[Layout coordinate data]
+---+

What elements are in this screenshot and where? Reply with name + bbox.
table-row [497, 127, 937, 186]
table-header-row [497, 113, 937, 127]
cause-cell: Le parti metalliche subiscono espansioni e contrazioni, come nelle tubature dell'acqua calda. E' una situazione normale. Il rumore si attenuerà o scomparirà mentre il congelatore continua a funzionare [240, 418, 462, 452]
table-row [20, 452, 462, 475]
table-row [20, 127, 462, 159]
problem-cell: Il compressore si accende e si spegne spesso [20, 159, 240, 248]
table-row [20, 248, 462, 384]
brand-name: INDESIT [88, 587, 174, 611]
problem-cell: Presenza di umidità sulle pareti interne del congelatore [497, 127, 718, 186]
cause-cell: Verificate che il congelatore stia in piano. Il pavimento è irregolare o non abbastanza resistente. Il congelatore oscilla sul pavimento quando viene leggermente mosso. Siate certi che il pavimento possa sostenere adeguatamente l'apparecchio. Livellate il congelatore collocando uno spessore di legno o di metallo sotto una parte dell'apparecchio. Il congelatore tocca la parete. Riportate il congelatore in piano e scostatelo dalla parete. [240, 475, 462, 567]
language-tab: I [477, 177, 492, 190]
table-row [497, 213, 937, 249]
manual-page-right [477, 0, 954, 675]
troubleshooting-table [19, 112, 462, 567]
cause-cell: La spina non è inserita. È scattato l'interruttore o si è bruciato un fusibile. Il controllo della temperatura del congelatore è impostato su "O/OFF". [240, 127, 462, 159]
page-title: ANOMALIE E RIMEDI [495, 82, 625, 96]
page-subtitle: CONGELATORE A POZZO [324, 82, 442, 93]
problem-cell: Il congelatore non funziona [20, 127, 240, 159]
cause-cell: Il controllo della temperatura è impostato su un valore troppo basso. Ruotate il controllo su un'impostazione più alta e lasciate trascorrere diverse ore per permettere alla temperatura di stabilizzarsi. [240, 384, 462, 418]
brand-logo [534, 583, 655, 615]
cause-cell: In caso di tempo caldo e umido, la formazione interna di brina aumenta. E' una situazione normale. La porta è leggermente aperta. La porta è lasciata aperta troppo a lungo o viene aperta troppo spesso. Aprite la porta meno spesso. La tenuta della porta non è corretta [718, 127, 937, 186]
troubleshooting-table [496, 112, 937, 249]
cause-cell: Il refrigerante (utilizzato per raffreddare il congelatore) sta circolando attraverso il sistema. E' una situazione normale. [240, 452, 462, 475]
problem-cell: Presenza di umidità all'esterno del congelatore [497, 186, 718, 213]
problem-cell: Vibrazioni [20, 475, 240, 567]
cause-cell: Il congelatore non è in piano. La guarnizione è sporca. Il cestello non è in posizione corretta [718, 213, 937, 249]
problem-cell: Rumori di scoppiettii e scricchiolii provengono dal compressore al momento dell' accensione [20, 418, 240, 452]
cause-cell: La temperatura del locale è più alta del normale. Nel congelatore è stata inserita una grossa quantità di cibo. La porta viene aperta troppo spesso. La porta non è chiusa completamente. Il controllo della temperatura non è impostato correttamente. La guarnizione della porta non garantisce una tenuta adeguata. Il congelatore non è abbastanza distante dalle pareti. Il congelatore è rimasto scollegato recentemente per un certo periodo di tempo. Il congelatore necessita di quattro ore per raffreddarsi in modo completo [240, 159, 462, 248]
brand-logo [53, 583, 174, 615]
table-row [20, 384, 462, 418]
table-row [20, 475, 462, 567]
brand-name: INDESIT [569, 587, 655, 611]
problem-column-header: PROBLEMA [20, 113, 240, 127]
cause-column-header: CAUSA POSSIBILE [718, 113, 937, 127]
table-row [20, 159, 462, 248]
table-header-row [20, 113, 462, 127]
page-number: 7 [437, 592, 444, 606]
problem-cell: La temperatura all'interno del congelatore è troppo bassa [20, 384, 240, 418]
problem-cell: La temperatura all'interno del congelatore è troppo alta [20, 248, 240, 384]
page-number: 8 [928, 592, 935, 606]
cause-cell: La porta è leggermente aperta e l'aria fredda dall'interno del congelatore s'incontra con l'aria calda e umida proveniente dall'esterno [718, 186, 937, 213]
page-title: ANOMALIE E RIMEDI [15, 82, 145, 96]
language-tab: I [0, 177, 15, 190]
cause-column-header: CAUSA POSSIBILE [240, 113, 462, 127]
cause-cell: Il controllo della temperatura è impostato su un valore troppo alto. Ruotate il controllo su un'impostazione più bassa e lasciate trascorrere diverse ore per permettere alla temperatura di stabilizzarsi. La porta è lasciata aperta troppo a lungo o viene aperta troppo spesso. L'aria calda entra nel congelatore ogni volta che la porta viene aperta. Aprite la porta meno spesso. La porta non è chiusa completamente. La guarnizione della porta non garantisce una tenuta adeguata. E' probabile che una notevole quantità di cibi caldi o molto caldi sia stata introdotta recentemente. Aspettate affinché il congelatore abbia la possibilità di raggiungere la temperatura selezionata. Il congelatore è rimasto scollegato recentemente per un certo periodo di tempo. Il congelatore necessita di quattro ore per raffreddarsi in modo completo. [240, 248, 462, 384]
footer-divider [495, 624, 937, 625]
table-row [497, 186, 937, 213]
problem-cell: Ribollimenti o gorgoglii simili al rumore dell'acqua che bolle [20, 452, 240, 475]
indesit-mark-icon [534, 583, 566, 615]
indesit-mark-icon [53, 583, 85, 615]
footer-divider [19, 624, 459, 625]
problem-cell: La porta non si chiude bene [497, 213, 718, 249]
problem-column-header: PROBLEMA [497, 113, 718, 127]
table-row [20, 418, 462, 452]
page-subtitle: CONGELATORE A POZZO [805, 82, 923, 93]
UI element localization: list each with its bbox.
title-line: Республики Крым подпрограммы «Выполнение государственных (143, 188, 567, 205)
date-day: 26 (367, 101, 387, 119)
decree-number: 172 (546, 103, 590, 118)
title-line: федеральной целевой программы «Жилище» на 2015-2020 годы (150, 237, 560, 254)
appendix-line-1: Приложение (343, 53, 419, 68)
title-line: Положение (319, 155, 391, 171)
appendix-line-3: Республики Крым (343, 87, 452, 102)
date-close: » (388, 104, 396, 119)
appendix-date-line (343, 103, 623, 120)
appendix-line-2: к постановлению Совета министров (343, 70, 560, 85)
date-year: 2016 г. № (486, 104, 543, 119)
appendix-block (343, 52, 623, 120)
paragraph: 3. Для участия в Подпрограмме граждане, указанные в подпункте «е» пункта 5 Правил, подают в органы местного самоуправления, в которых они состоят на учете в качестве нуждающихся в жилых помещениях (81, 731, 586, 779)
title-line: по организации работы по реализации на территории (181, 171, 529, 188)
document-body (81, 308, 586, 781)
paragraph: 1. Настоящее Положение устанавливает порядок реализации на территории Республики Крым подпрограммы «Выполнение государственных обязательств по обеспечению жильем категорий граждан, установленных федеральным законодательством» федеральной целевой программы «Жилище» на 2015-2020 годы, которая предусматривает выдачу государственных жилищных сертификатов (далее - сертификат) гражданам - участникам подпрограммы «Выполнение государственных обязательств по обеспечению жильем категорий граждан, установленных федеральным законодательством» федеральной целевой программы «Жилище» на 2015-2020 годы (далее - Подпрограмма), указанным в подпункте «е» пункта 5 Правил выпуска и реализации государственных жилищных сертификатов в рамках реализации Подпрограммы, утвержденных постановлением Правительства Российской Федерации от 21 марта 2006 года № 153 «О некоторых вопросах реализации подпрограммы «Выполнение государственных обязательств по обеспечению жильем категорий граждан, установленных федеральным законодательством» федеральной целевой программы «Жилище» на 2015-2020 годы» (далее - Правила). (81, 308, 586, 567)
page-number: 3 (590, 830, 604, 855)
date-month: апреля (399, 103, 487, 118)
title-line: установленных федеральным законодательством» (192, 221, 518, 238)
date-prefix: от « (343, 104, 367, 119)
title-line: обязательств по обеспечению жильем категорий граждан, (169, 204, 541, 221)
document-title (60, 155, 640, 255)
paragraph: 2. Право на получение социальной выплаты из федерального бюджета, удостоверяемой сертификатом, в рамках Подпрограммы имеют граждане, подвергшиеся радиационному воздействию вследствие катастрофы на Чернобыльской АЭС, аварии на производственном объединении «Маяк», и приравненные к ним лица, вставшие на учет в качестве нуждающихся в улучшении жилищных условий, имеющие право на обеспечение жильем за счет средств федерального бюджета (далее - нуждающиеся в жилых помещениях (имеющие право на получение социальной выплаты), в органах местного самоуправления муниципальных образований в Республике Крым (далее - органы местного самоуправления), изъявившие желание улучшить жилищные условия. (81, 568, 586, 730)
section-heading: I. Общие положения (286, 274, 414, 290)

+---+

Give the lines of the listing from the first one through the line containing "cause-cell: Le parti", inclusive, as a numbered list without blank lines.

1. What elements are in this screenshot and where? Reply with name + bbox.
2. table-row [497, 127, 937, 186]
3. table-header-row [497, 113, 937, 127]
4. cause-cell: Le parti metalliche subiscono espansioni e contrazioni, come nelle tubature dell'acqua calda. E' una situazione normale. Il rumore si attenuerà o scomparirà mentre il congelatore continua a funzionare [240, 418, 462, 452]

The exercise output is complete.